• [Data]
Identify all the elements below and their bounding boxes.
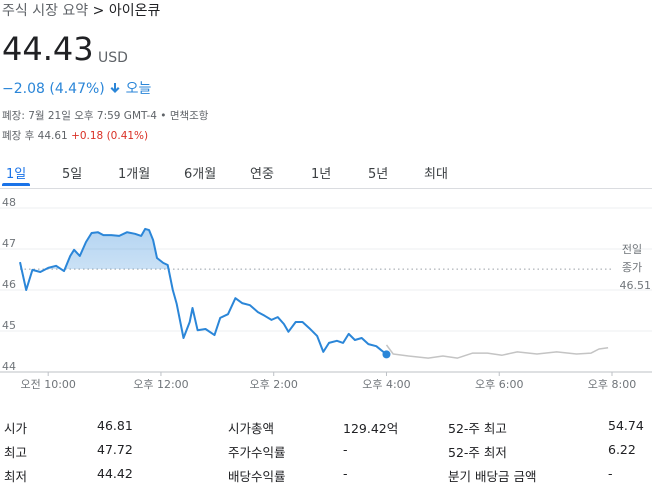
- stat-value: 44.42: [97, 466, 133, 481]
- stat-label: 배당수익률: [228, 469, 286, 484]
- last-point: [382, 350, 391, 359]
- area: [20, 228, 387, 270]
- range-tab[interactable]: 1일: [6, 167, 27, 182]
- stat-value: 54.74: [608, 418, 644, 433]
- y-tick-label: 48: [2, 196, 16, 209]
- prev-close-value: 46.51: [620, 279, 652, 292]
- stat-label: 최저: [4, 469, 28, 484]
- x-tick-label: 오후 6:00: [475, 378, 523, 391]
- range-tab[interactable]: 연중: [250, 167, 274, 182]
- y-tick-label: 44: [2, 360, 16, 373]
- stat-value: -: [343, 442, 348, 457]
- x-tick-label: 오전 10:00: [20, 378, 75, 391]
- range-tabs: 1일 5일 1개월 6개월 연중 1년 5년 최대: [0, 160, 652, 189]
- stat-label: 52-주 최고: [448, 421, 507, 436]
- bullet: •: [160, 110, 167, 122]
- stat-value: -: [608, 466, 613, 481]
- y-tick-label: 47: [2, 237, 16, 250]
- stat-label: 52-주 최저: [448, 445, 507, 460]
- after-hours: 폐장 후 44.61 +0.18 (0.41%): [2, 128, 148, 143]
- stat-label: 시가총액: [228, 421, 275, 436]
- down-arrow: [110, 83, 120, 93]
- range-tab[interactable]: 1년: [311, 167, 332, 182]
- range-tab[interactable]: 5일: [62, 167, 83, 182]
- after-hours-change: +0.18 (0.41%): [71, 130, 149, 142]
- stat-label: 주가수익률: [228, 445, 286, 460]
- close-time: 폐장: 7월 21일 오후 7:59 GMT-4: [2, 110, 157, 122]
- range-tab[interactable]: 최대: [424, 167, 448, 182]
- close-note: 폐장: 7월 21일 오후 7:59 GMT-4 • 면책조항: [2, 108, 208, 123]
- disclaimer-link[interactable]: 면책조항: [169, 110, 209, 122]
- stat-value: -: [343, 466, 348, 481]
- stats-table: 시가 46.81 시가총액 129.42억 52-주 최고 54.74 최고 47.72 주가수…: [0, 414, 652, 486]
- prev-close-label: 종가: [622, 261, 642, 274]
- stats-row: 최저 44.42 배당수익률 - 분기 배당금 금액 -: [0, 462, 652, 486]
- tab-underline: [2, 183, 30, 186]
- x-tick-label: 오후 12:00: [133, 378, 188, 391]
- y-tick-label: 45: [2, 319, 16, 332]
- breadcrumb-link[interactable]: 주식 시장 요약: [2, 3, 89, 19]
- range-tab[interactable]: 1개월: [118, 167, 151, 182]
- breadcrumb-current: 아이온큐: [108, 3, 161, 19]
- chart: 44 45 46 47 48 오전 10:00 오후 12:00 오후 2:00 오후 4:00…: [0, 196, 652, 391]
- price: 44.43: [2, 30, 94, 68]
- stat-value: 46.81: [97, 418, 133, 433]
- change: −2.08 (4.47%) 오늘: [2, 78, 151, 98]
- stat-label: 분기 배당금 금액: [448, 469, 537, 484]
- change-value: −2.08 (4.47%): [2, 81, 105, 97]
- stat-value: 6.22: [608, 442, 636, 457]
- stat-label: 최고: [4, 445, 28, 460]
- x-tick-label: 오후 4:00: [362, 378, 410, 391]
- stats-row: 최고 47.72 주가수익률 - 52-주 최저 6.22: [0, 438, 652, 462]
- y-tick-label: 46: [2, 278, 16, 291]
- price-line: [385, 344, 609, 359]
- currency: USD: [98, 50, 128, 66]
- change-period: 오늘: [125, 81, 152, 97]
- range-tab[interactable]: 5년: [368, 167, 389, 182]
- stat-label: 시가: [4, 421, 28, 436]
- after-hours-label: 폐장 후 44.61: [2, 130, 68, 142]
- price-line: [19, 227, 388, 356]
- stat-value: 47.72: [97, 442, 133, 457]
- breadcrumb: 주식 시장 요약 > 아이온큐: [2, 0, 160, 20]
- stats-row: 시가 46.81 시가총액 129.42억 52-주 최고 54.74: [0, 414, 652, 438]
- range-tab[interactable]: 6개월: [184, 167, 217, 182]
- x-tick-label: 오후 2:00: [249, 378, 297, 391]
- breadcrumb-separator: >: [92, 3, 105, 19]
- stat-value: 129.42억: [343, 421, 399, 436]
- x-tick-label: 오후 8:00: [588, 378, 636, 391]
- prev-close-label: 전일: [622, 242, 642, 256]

--

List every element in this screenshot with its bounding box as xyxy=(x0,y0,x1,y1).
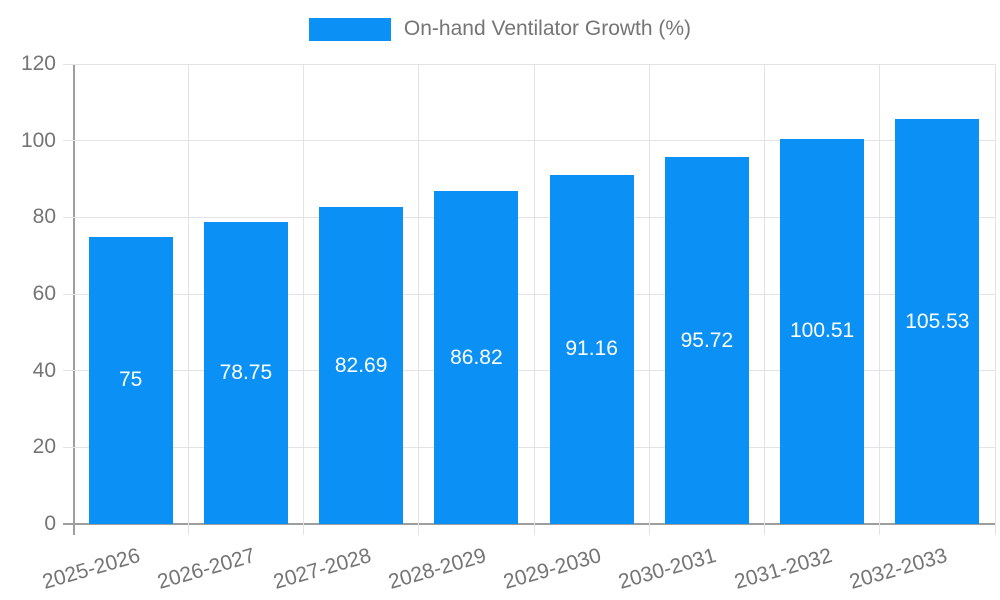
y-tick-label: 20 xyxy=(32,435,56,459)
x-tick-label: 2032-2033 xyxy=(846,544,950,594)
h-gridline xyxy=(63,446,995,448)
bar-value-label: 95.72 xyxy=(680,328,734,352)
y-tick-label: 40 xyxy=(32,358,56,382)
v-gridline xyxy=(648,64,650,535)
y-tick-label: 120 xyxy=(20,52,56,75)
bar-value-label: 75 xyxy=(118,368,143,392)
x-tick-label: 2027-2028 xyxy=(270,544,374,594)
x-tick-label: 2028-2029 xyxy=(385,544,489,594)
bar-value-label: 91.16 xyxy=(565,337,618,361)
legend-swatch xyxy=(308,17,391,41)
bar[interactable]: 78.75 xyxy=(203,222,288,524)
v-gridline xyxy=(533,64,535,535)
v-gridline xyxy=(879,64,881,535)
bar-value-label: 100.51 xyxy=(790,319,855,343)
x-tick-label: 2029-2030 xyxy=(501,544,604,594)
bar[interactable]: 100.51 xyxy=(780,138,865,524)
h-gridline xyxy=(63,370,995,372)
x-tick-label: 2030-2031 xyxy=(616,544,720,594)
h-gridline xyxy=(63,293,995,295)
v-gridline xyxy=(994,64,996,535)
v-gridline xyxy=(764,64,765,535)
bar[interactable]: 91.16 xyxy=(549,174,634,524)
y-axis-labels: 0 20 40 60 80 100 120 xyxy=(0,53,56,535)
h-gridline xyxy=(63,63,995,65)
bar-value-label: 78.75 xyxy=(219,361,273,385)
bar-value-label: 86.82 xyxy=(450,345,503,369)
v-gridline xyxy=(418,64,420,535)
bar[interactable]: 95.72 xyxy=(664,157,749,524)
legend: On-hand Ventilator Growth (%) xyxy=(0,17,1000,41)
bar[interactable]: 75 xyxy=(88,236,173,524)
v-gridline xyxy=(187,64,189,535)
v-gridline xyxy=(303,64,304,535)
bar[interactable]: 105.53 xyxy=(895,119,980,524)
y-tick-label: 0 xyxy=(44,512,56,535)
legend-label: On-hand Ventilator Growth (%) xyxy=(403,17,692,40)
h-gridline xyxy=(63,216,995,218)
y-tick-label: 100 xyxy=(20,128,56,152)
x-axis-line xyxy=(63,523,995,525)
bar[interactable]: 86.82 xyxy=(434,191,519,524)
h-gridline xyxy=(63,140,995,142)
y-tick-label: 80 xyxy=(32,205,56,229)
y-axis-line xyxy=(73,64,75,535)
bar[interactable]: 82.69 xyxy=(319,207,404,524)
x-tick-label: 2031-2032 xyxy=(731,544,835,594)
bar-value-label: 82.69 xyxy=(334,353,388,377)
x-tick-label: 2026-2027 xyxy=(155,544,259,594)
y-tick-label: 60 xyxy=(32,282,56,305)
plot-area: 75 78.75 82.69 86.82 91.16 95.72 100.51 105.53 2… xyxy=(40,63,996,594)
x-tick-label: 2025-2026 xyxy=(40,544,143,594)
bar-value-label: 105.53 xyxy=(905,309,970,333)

• [Given task] Format the lines of the first listing as a JSON array of strings, one string per line and no blank lines. Begin at the line that contains "- stat-value: 44.42: [97, 466, 133, 481]" and stop after the line that contains "- breadcrumb-link[interactable]: 주식".

• [Right answer]
[
  "- stat-value: 44.42: [97, 466, 133, 481]",
  "- stat-label: 배당수익률: [228, 469, 286, 484]",
  "- last-point: [382, 350, 391, 359]",
  "- area: [20, 228, 387, 270]",
  "- range-tab[interactable]: 1일: [6, 167, 27, 182]",
  "- stat-value: 54.74: [608, 418, 644, 433]",
  "- y-tick-label: 48: [2, 196, 16, 209]",
  "- prev-close-value: 46.51: [620, 279, 652, 292]",
  "- stat-label: 최저: [4, 469, 28, 484]",
  "- x-tick-label: 오후 6:00: [475, 378, 523, 391]",
  "- range-tab[interactable]: 연중: [250, 167, 274, 182]",
  "- y-tick-label: 44: [2, 360, 16, 373]",
  "- stat-value: -: [343, 442, 348, 457]",
  "- x-tick-label: 오전 10:00: [20, 378, 75, 391]",
  "- range-tabs: 1일 5일 1개월 6개월 연중 1년 5년 최대: [0, 160, 652, 189]",
  "- stat-label: 52-주 최고: [448, 421, 507, 436]",
  "- bullet: •: [160, 110, 167, 122]",
  "- stat-value: -: [608, 466, 613, 481]",
  "- y-tick-label: 47: [2, 237, 16, 250]",
  "- stat-label: 52-주 최저: [448, 445, 507, 460]",
  "- after-hours: 폐장 후 44.61 +0.18 (0.41%): [2, 128, 148, 143]",
  "- stat-label: 시가총액: [228, 421, 275, 436]",
  "- down-arrow: [110, 83, 120, 93]",
  "- range-tab[interactable]: 1년: [311, 167, 332, 182]",
  "- range-tab[interactable]: 5일: [62, 167, 83, 182]",
  "- after-hours-change: +0.18 (0.41%): [71, 130, 149, 142]",
  "- stat-label: 주가수익률: [228, 445, 286, 460]",
  "- close-time: 폐장: 7월 21일 오후 7:59 GMT-4: [2, 110, 157, 122]",
  "- range-tab[interactable]: 최대: [424, 167, 448, 182]",
  "- close-note: 폐장: 7월 21일 오후 7:59 GMT-4 • 면책조항: [2, 108, 208, 123]",
  "- disclaimer-link[interactable]: 면책조항: [169, 110, 209, 122]",
  "- stat-value: -: [343, 466, 348, 481]",
  "- stats-table: 시가 46.81 시가총액 129.42억 52-주 최고 54.74 최고 47.72 주가수…: [0, 414, 652, 486]",
  "- prev-close-label: 종가: [622, 261, 642, 274]",
  "- stats-row: 최저 44.42 배당수익률 - 분기 배당금 금액 -: [0, 462, 652, 486]",
  "- tab-underline: [2, 183, 30, 186]",
  "- x-tick-label: 오후 12:00: [133, 378, 188, 391]",
  "- y-tick-label: 45: [2, 319, 16, 332]",
  "- breadcrumb-link[interactable]: 주식 시장 요약: [2, 3, 89, 19]"
]